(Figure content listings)
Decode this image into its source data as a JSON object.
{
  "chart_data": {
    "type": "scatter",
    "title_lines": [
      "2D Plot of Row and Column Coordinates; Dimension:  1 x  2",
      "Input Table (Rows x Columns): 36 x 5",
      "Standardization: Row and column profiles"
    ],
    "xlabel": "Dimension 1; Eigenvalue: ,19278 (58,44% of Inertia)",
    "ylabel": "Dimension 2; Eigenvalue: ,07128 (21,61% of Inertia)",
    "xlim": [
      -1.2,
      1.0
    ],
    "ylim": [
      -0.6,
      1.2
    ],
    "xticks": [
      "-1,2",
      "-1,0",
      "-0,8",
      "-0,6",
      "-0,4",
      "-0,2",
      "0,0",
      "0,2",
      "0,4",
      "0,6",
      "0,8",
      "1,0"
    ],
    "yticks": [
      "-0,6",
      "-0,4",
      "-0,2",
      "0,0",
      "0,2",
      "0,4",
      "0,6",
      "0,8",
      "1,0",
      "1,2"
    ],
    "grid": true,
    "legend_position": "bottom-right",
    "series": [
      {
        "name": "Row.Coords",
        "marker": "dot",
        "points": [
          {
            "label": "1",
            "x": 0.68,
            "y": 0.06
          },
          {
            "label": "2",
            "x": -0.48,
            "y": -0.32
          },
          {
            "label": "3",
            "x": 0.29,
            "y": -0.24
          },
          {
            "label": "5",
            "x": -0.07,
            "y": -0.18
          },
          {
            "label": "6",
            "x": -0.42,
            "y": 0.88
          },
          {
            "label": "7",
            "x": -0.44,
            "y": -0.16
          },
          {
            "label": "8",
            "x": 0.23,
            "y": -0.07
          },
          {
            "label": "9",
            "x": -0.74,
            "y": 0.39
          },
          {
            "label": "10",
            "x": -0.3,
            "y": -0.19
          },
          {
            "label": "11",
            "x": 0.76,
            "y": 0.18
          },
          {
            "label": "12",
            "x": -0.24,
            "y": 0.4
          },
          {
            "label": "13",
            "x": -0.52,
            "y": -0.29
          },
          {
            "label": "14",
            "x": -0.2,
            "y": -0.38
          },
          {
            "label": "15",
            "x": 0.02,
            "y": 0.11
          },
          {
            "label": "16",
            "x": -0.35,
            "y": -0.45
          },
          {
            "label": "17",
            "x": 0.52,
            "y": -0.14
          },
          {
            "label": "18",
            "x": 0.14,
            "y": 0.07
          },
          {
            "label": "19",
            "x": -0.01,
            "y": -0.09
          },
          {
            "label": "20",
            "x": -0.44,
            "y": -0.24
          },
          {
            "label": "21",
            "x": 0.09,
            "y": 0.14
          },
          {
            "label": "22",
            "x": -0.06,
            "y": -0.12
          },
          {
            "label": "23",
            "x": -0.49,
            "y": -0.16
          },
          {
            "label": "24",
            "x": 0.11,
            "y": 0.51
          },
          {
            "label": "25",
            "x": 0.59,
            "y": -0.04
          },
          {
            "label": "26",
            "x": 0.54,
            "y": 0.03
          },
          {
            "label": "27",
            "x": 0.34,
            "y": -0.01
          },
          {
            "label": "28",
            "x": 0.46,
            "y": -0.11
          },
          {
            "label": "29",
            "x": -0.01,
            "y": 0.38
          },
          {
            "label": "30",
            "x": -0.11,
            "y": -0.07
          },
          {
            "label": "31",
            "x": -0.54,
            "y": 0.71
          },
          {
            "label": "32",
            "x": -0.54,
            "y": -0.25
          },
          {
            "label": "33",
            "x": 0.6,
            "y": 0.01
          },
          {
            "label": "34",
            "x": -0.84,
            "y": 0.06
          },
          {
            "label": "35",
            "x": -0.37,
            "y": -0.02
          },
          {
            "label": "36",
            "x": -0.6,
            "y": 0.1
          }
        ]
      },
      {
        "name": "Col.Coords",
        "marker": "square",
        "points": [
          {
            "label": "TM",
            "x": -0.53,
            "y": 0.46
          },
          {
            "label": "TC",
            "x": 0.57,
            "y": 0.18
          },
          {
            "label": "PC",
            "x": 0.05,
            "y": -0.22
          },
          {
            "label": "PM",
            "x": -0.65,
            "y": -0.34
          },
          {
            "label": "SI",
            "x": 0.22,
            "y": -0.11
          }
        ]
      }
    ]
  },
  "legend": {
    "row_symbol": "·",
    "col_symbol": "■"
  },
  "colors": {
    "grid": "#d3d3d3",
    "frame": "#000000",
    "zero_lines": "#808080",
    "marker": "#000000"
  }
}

→ **CHALLENGE**
Count every line in the entries above where the word "Dimension" appears; respond with the number alone.

→ **SOLUTION TO THIS TASK**
3